PROMPT |
Without including any pictures, write out the listing below exactly.

(Records from a data source)
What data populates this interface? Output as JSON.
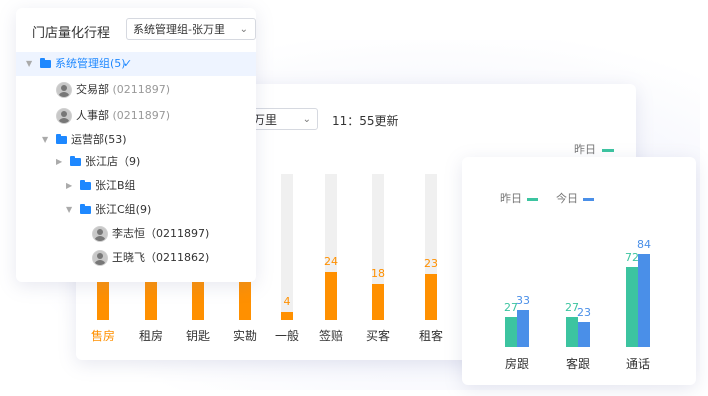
{
  "store_panel": {
    "title": "门店量化行程",
    "selected": "系统管理组-张万里",
    "tree": [
      {
        "label": "系统管理组(5)",
        "code": "",
        "type": "folder",
        "expanded": true,
        "selected": true
      },
      {
        "label": "交易部",
        "code": "(0211897)",
        "type": "user"
      },
      {
        "label": "人事部",
        "code": "(0211897)",
        "type": "user"
      },
      {
        "label": "运营部(53)",
        "code": "",
        "type": "folder",
        "expanded": true
      },
      {
        "label": "张江店（9)",
        "code": "",
        "type": "folder",
        "expanded": false
      },
      {
        "label": "张江B组",
        "code": "",
        "type": "folder",
        "expanded": false
      },
      {
        "label": "张江C组(9)",
        "code": "",
        "type": "folder",
        "expanded": true
      },
      {
        "label": "李志恒（0211897)",
        "code": "",
        "type": "user"
      },
      {
        "label": "王晓飞（0211862)",
        "code": "",
        "type": "user"
      }
    ]
  },
  "activity_panel": {
    "select_value": "万里",
    "update_time": "11：55更新",
    "legend": "昨日",
    "colors": {
      "bar": "#ff9000",
      "track": "#f0f0f0",
      "legend": "#3cc4a0"
    }
  },
  "compare_panel": {
    "legend_yesterday": "昨日",
    "legend_today": "今日",
    "colors": {
      "yesterday": "#3cc4a0",
      "today": "#4a8fe8"
    }
  },
  "chart_data": [
    {
      "type": "bar",
      "categories": [
        "售房",
        "租房",
        "钥匙",
        "实勘",
        "一般",
        "签赔",
        "买客",
        "租客"
      ],
      "values": [
        null,
        null,
        null,
        null,
        4,
        24,
        18,
        23
      ],
      "active_category": "售房",
      "ylim": [
        0,
        100
      ]
    },
    {
      "type": "bar",
      "categories": [
        "房跟",
        "客跟",
        "通话"
      ],
      "series": [
        {
          "name": "昨日",
          "values": [
            27,
            27,
            72
          ]
        },
        {
          "name": "今日",
          "values": [
            33,
            23,
            84
          ]
        }
      ]
    }
  ]
}
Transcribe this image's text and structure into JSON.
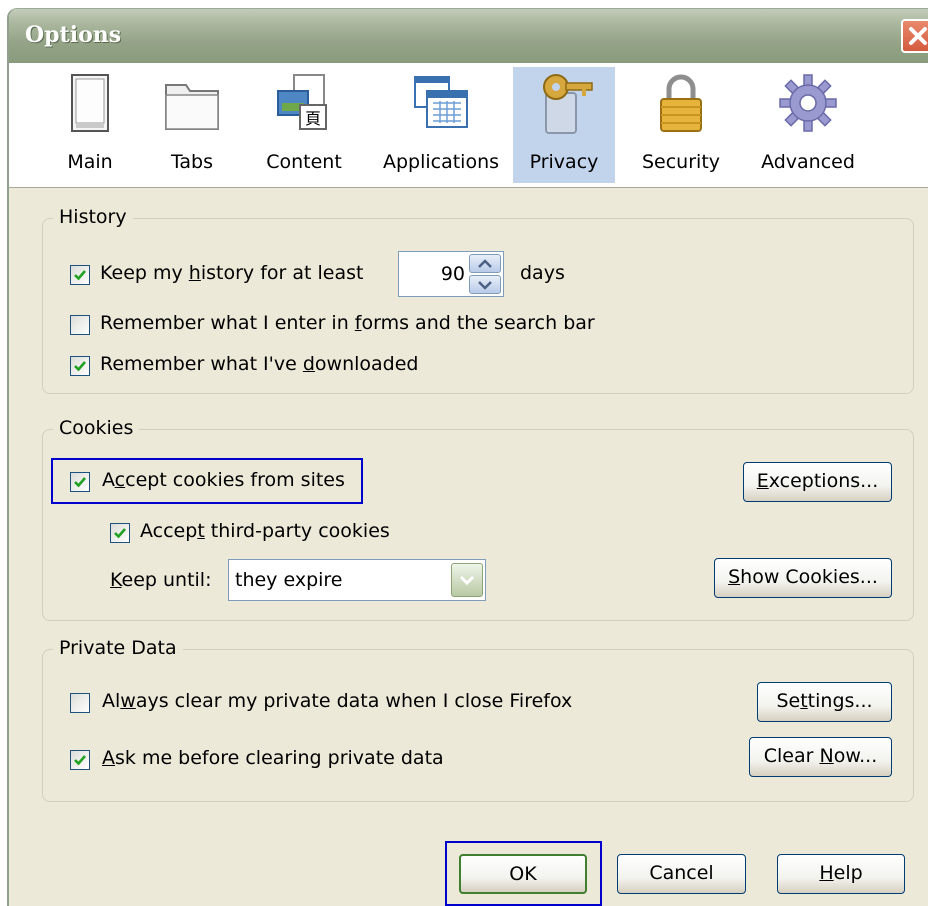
{
  "window": {
    "title": "Options"
  },
  "toolbar": {
    "tabs": [
      {
        "label": "Main",
        "icon": "window-icon"
      },
      {
        "label": "Tabs",
        "icon": "tabs-icon"
      },
      {
        "label": "Content",
        "icon": "content-icon"
      },
      {
        "label": "Applications",
        "icon": "applications-icon"
      },
      {
        "label": "Privacy",
        "icon": "privacy-key-icon",
        "selected": true
      },
      {
        "label": "Security",
        "icon": "padlock-icon"
      },
      {
        "label": "Advanced",
        "icon": "gear-icon"
      }
    ]
  },
  "history": {
    "legend": "History",
    "keep_history": {
      "checked": true,
      "pre": "Keep my ",
      "accel": "h",
      "post": "istory for at least"
    },
    "days_value": "90",
    "days_label": "days",
    "remember_forms": {
      "checked": false,
      "pre": "Remember what I enter in ",
      "accel": "f",
      "post": "orms and the search bar"
    },
    "remember_downloads": {
      "checked": true,
      "pre": "Remember what I've ",
      "accel": "d",
      "post": "ownloaded"
    }
  },
  "cookies": {
    "legend": "Cookies",
    "accept_cookies": {
      "checked": true,
      "pre": "A",
      "accel": "c",
      "post": "cept cookies from sites"
    },
    "accept_third_party": {
      "checked": true,
      "pre": "Accep",
      "accel": "t",
      "post": " third-party cookies"
    },
    "keep_until": {
      "pre": "",
      "accel": "K",
      "post": "eep until:"
    },
    "keep_until_value": "they expire",
    "exceptions_button": {
      "pre": "",
      "accel": "E",
      "post": "xceptions..."
    },
    "show_cookies_button": {
      "pre": "",
      "accel": "S",
      "post": "how Cookies..."
    }
  },
  "private_data": {
    "legend": "Private Data",
    "always_clear": {
      "checked": false,
      "pre": "Al",
      "accel": "w",
      "post": "ays clear my private data when I close Firefox"
    },
    "ask_before": {
      "checked": true,
      "pre": "",
      "accel": "A",
      "post": "sk me before clearing private data"
    },
    "settings_button": {
      "pre": "Se",
      "accel": "t",
      "post": "tings..."
    },
    "clear_now_button": {
      "pre": "Clear ",
      "accel": "N",
      "post": "ow..."
    }
  },
  "footer": {
    "ok_label": "OK",
    "cancel_label": "Cancel",
    "help_button": {
      "pre": "",
      "accel": "H",
      "post": "elp"
    }
  },
  "colors": {
    "dialog_bg": "#ece9d8",
    "titlebar": "#93a386",
    "selected_tab": "#c2d4ec",
    "check_green": "#21a121",
    "focus_blue": "#0000cc"
  }
}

CORRECT OUTPUT |
What data populates this interface? Output as JSON.
{
  "store_panel": {
    "title": "门店量化行程",
    "selected": "系统管理组-张万里",
    "tree": [
      {
        "label": "系统管理组(5)",
        "code": "",
        "type": "folder",
        "expanded": true,
        "selected": true
      },
      {
        "label": "交易部",
        "code": "(0211897)",
        "type": "user"
      },
      {
        "label": "人事部",
        "code": "(0211897)",
        "type": "user"
      },
      {
        "label": "运营部(53)",
        "code": "",
        "type": "folder",
        "expanded": true
      },
      {
        "label": "张江店（9)",
        "code": "",
        "type": "folder",
        "expanded": false
      },
      {
        "label": "张江B组",
        "code": "",
        "type": "folder",
        "expanded": false
      },
      {
        "label": "张江C组(9)",
        "code": "",
        "type": "folder",
        "expanded": true
      },
      {
        "label": "李志恒（0211897)",
        "code": "",
        "type": "user"
      },
      {
        "label": "王晓飞（0211862)",
        "code": "",
        "type": "user"
      }
    ]
  },
  "activity_panel": {
    "select_value": "万里",
    "update_time": "11：55更新",
    "legend": "昨日",
    "colors": {
      "bar": "#ff9000",
      "track": "#f0f0f0",
      "legend": "#3cc4a0"
    }
  },
  "compare_panel": {
    "legend_yesterday": "昨日",
    "legend_today": "今日",
    "colors": {
      "yesterday": "#3cc4a0",
      "today": "#4a8fe8"
    }
  },
  "chart_data": [
    {
      "type": "bar",
      "categories": [
        "售房",
        "租房",
        "钥匙",
        "实勘",
        "一般",
        "签赔",
        "买客",
        "租客"
      ],
      "values": [
        null,
        null,
        null,
        null,
        4,
        24,
        18,
        23
      ],
      "active_category": "售房",
      "ylim": [
        0,
        100
      ]
    },
    {
      "type": "bar",
      "categories": [
        "房跟",
        "客跟",
        "通话"
      ],
      "series": [
        {
          "name": "昨日",
          "values": [
            27,
            27,
            72
          ]
        },
        {
          "name": "今日",
          "values": [
            33,
            23,
            84
          ]
        }
      ]
    }
  ]
}
Transcribe this image's text and structure into JSON.
{
  "window": {
    "title": "Options"
  },
  "toolbar": {
    "tabs": [
      {
        "label": "Main",
        "icon": "window-icon"
      },
      {
        "label": "Tabs",
        "icon": "tabs-icon"
      },
      {
        "label": "Content",
        "icon": "content-icon"
      },
      {
        "label": "Applications",
        "icon": "applications-icon"
      },
      {
        "label": "Privacy",
        "icon": "privacy-key-icon",
        "selected": true
      },
      {
        "label": "Security",
        "icon": "padlock-icon"
      },
      {
        "label": "Advanced",
        "icon": "gear-icon"
      }
    ]
  },
  "history": {
    "legend": "History",
    "keep_history": {
      "checked": true,
      "pre": "Keep my ",
      "accel": "h",
      "post": "istory for at least"
    },
    "days_value": "90",
    "days_label": "days",
    "remember_forms": {
      "checked": false,
      "pre": "Remember what I enter in ",
      "accel": "f",
      "post": "orms and the search bar"
    },
    "remember_downloads": {
      "checked": true,
      "pre": "Remember what I've ",
      "accel": "d",
      "post": "ownloaded"
    }
  },
  "cookies": {
    "legend": "Cookies",
    "accept_cookies": {
      "checked": true,
      "pre": "A",
      "accel": "c",
      "post": "cept cookies from sites"
    },
    "accept_third_party": {
      "checked": true,
      "pre": "Accep",
      "accel": "t",
      "post": " third-party cookies"
    },
    "keep_until": {
      "pre": "",
      "accel": "K",
      "post": "eep until:"
    },
    "keep_until_value": "they expire",
    "exceptions_button": {
      "pre": "",
      "accel": "E",
      "post": "xceptions..."
    },
    "show_cookies_button": {
      "pre": "",
      "accel": "S",
      "post": "how Cookies..."
    }
  },
  "private_data": {
    "legend": "Private Data",
    "always_clear": {
      "checked": false,
      "pre": "Al",
      "accel": "w",
      "post": "ays clear my private data when I close Firefox"
    },
    "ask_before": {
      "checked": true,
      "pre": "",
      "accel": "A",
      "post": "sk me before clearing private data"
    },
    "settings_button": {
      "pre": "Se",
      "accel": "t",
      "post": "tings..."
    },
    "clear_now_button": {
      "pre": "Clear ",
      "accel": "N",
      "post": "ow..."
    }
  },
  "footer": {
    "ok_label": "OK",
    "cancel_label": "Cancel",
    "help_button": {
      "pre": "",
      "accel": "H",
      "post": "elp"
    }
  },
  "colors": {
    "dialog_bg": "#ece9d8",
    "titlebar": "#93a386",
    "selected_tab": "#c2d4ec",
    "check_green": "#21a121",
    "focus_blue": "#0000cc"
  }
}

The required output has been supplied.